** THE TASK **
Below are some records: retype them all exactly, but not the pictures.
[start of DATA FOR THIS TASK]
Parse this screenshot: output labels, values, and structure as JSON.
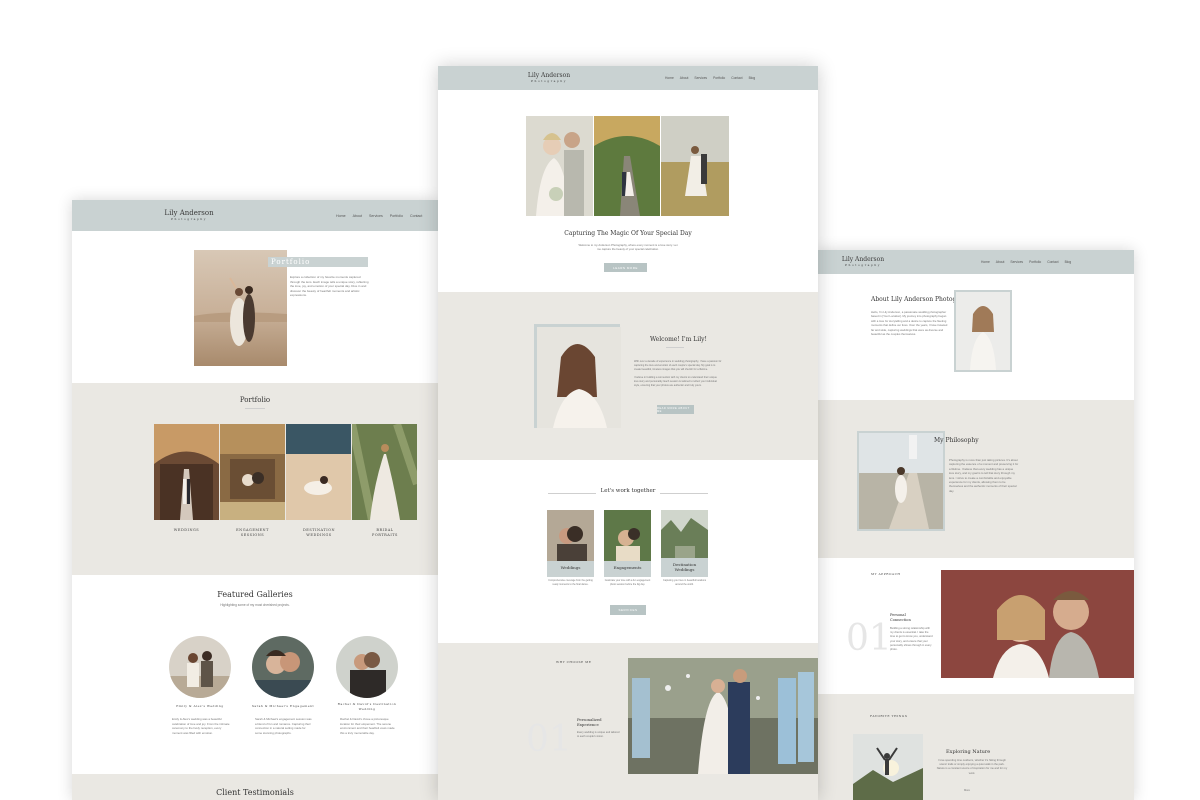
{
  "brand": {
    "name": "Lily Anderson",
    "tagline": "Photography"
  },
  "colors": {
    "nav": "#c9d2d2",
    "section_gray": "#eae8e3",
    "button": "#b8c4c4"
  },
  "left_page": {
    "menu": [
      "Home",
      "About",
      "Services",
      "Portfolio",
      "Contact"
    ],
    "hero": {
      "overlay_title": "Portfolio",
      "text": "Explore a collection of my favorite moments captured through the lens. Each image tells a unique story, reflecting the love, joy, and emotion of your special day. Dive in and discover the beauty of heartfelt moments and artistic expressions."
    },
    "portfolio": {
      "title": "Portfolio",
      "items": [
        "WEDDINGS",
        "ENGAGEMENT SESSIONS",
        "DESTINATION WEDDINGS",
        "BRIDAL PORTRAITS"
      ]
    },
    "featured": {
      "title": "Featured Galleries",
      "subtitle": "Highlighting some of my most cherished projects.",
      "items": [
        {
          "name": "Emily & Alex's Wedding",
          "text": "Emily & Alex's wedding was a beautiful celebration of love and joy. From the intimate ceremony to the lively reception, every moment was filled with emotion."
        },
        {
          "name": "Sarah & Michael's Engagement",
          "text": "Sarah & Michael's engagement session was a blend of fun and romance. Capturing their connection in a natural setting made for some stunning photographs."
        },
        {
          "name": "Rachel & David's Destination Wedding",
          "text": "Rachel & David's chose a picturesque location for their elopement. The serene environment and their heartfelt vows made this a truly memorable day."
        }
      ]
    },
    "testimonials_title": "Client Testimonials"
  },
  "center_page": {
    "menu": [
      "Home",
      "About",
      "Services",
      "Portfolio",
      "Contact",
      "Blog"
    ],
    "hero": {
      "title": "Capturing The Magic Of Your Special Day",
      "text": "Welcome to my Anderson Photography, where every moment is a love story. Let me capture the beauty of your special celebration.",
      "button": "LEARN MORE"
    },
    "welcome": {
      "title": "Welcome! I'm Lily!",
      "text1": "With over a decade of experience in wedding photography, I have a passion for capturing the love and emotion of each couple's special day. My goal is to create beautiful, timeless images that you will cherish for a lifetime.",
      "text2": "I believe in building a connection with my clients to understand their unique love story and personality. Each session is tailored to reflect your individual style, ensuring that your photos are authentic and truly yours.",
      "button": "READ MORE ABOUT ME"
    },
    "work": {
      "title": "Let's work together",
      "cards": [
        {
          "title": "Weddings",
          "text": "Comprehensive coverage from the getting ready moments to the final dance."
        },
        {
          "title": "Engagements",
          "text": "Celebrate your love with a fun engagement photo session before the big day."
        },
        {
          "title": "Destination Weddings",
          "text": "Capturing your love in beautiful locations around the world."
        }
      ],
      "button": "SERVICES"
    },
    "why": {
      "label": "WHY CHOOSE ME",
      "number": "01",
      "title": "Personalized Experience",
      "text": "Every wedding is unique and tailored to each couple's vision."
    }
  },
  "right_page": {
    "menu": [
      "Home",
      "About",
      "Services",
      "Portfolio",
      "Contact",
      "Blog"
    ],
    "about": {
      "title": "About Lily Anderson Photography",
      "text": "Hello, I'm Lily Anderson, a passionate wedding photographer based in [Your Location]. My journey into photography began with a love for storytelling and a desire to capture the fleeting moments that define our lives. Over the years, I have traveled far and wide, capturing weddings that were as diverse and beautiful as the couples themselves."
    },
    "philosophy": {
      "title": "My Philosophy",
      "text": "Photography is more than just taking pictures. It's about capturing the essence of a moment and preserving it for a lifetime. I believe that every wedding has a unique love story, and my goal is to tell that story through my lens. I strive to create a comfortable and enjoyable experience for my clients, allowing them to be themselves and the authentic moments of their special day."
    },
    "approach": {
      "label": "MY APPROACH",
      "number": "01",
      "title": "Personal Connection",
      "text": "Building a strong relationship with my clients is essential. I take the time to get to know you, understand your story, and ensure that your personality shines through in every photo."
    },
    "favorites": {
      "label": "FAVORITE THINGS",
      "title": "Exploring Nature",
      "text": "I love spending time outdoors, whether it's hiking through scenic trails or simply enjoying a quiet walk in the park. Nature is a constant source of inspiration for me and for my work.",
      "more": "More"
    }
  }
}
[end of DATA FOR THIS TASK]
** WRITTEN REPLY **
Parse this screenshot: output labels, values, and structure as JSON.
{
  "brand": {
    "name": "Lily Anderson",
    "tagline": "Photography"
  },
  "colors": {
    "nav": "#c9d2d2",
    "section_gray": "#eae8e3",
    "button": "#b8c4c4"
  },
  "left_page": {
    "menu": [
      "Home",
      "About",
      "Services",
      "Portfolio",
      "Contact"
    ],
    "hero": {
      "overlay_title": "Portfolio",
      "text": "Explore a collection of my favorite moments captured through the lens. Each image tells a unique story, reflecting the love, joy, and emotion of your special day. Dive in and discover the beauty of heartfelt moments and artistic expressions."
    },
    "portfolio": {
      "title": "Portfolio",
      "items": [
        "WEDDINGS",
        "ENGAGEMENT SESSIONS",
        "DESTINATION WEDDINGS",
        "BRIDAL PORTRAITS"
      ]
    },
    "featured": {
      "title": "Featured Galleries",
      "subtitle": "Highlighting some of my most cherished projects.",
      "items": [
        {
          "name": "Emily & Alex's Wedding",
          "text": "Emily & Alex's wedding was a beautiful celebration of love and joy. From the intimate ceremony to the lively reception, every moment was filled with emotion."
        },
        {
          "name": "Sarah & Michael's Engagement",
          "text": "Sarah & Michael's engagement session was a blend of fun and romance. Capturing their connection in a natural setting made for some stunning photographs."
        },
        {
          "name": "Rachel & David's Destination Wedding",
          "text": "Rachel & David's chose a picturesque location for their elopement. The serene environment and their heartfelt vows made this a truly memorable day."
        }
      ]
    },
    "testimonials_title": "Client Testimonials"
  },
  "center_page": {
    "menu": [
      "Home",
      "About",
      "Services",
      "Portfolio",
      "Contact",
      "Blog"
    ],
    "hero": {
      "title": "Capturing The Magic Of Your Special Day",
      "text": "Welcome to my Anderson Photography, where every moment is a love story. Let me capture the beauty of your special celebration.",
      "button": "LEARN MORE"
    },
    "welcome": {
      "title": "Welcome! I'm Lily!",
      "text1": "With over a decade of experience in wedding photography, I have a passion for capturing the love and emotion of each couple's special day. My goal is to create beautiful, timeless images that you will cherish for a lifetime.",
      "text2": "I believe in building a connection with my clients to understand their unique love story and personality. Each session is tailored to reflect your individual style, ensuring that your photos are authentic and truly yours.",
      "button": "READ MORE ABOUT ME"
    },
    "work": {
      "title": "Let's work together",
      "cards": [
        {
          "title": "Weddings",
          "text": "Comprehensive coverage from the getting ready moments to the final dance."
        },
        {
          "title": "Engagements",
          "text": "Celebrate your love with a fun engagement photo session before the big day."
        },
        {
          "title": "Destination Weddings",
          "text": "Capturing your love in beautiful locations around the world."
        }
      ],
      "button": "SERVICES"
    },
    "why": {
      "label": "WHY CHOOSE ME",
      "number": "01",
      "title": "Personalized Experience",
      "text": "Every wedding is unique and tailored to each couple's vision."
    }
  },
  "right_page": {
    "menu": [
      "Home",
      "About",
      "Services",
      "Portfolio",
      "Contact",
      "Blog"
    ],
    "about": {
      "title": "About Lily Anderson Photography",
      "text": "Hello, I'm Lily Anderson, a passionate wedding photographer based in [Your Location]. My journey into photography began with a love for storytelling and a desire to capture the fleeting moments that define our lives. Over the years, I have traveled far and wide, capturing weddings that were as diverse and beautiful as the couples themselves."
    },
    "philosophy": {
      "title": "My Philosophy",
      "text": "Photography is more than just taking pictures. It's about capturing the essence of a moment and preserving it for a lifetime. I believe that every wedding has a unique love story, and my goal is to tell that story through my lens. I strive to create a comfortable and enjoyable experience for my clients, allowing them to be themselves and the authentic moments of their special day."
    },
    "approach": {
      "label": "MY APPROACH",
      "number": "01",
      "title": "Personal Connection",
      "text": "Building a strong relationship with my clients is essential. I take the time to get to know you, understand your story, and ensure that your personality shines through in every photo."
    },
    "favorites": {
      "label": "FAVORITE THINGS",
      "title": "Exploring Nature",
      "text": "I love spending time outdoors, whether it's hiking through scenic trails or simply enjoying a quiet walk in the park. Nature is a constant source of inspiration for me and for my work.",
      "more": "More"
    }
  }
}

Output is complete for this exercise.